** START DOCUMENT PASSAGE **

The Trouble with Profiling

(Photo by JD Hancock)



Bruce Schneier is a highly-respected expert on security who has written for The New York Times, The Economist, The Guardian, Forbes, Wired, Nature, The Bulletin of the Atomic Scientists, The Boston Globe, The San Francisco Chronicle, The Washington Post, and other major publications. His most recent book is Liars and Outliers: Enabling the Trust that Society Needs to Thrive.



At the suggestion of many readers, I invited Bruce to set me straight about airline security on this page. The following is his response to my controversial article, “In Defense of Profiling.” Bruce and I will discuss these issues in greater depth in a subsequent post.—SH

* * *



Why do otherwise rational people think it’s a good idea to profile people at airports? Recently, neuroscientist and best-selling author Sam Harris related a story of an elderly couple being given the twice-over by the TSA, pointed out how these two were obviously not a threat, and recommended that the TSA focus on the actual threat: “Muslims, or anyone who looks like he or she could conceivably be Muslim.”



This is a bad idea. It doesn’t make us any safer—and it actually puts us all at risk.



The right way to look at security is in terms of cost-benefit trade-offs. If adding profiling to airport checkpoints allowed us to detect more threats at a lower cost, then we should implement it. If it didn’t, we’d be foolish to do so. Sometimes profiling works. Consider a sheep in a meadow, happily munching on grass. When he spies a wolf, he’s going to judge that individual wolf based on a bunch of assumptions related to the past behavior of its species. In short, that sheep is going to profile…and then run away. This makes perfect sense, and is why evolution produced sheep—and other animals—that react this way. But this sort of profiling doesn’t work with humans at airports, for several reasons.



First, in the sheep’s case the profile is accurate, in that all wolves are out to eat sheep. Maybe a particular wolf isn’t hungry at the moment, but enough wolves are hungry enough of the time to justify the occasional false alarm. However, it isn’t true that almost all Muslims are out to blow up airplanes. In fact, almost none of them are. Post 9/11, we’ve had 2 Muslim terrorists on U.S airplanes: the shoe bomber and the underwear bomber. If you assume 0.8% (that’s one estimate of the percentage of Muslim Americans) of the 630 million annual airplane fliers are Muslim and triple it to account for others who look Semitic, then the chances any profiled flier will be a Muslim terrorist is 1 in 80 million. Add the 19 9/11 terrorists—arguably a singular event—that number drops to 1 in 8 million. Either way, because the number of actual terrorists is so low, almost everyone selected by the profile will be innocent.  This is called the “base rate fallacy,” and dooms any type of broad terrorist profiling, including the TSA’s behavioral profiling.

** END DOCUMENT PASSAGE **
** START MATERIAL SHOWN **

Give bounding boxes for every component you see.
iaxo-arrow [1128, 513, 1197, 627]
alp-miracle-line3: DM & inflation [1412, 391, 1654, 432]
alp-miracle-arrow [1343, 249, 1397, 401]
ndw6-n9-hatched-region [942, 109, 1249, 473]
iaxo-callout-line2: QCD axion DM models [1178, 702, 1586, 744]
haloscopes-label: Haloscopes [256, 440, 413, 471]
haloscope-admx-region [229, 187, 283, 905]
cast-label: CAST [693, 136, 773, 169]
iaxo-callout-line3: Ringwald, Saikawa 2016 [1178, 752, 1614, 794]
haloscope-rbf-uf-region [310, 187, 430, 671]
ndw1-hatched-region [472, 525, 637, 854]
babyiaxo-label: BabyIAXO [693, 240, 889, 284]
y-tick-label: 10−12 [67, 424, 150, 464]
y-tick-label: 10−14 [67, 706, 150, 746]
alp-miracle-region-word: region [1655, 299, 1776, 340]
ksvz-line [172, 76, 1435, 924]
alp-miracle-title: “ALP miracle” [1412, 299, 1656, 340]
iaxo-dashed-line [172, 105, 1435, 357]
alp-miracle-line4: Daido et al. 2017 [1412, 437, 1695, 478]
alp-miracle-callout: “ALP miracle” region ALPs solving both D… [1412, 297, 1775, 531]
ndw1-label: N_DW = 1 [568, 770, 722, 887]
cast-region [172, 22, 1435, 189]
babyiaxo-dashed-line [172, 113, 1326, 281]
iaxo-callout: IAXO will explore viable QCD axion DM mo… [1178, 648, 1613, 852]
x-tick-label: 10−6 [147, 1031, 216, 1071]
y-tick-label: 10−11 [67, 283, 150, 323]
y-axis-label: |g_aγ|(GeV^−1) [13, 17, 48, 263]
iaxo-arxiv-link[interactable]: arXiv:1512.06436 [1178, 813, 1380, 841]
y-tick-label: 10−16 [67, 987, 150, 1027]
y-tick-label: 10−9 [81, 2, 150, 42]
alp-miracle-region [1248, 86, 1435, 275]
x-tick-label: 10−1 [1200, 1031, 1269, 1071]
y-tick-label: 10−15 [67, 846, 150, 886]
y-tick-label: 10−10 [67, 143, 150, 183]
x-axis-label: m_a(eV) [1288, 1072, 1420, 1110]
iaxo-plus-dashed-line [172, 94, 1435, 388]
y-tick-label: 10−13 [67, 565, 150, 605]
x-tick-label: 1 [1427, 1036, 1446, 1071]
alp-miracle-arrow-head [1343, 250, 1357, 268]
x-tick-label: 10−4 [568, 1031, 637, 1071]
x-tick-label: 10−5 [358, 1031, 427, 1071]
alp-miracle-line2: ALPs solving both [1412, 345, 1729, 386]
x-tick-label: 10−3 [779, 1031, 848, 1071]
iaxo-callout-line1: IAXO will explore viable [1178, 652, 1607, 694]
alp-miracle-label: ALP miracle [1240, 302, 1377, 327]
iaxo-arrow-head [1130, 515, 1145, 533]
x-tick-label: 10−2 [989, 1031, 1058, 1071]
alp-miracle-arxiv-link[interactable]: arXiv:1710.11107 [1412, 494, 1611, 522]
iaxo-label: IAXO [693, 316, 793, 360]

** END MATERIAL SHOWN **

**TASK TO COMPLETE:**
Pick up the airport profiling essay after its last sentence, the one on the base rate fallacy and the TSA's behavioral profiling, and write the next part. The material from the collection stands apart from the airport profiling essay.

**WRITTEN RESPONSE:**
Second, sheep can safely ignore animals that don’t look like the few predators they know. On the other hand, to assume that only Arab-appearing people are terrorists is dangerously naive. Muslims are black, white, Asian, and everything else—most Muslims are not Arab. Recent terrorists have been European, Asian, African, Hispanic, and Middle Eastern; male and female; young and old. Underwear bomber Umar Farouk Abdul Mutallab was Nigerian. Shoe bomber Richard Reid was British with a Jamaican father. One of the London subway bombers, Germaine Lindsay, was Afro-Caribbean. Dirty bomb suspect Jose Padilla was Hispanic-American. The 2002 Bali terrorists were Indonesian. Both Timothy McVeigh and the Unabomber were white Americans. The Chechen terrorists who blew up two Russian planes in 2004 were female. Focusing on a profile increases the risk that TSA agents will miss those who don’t match it.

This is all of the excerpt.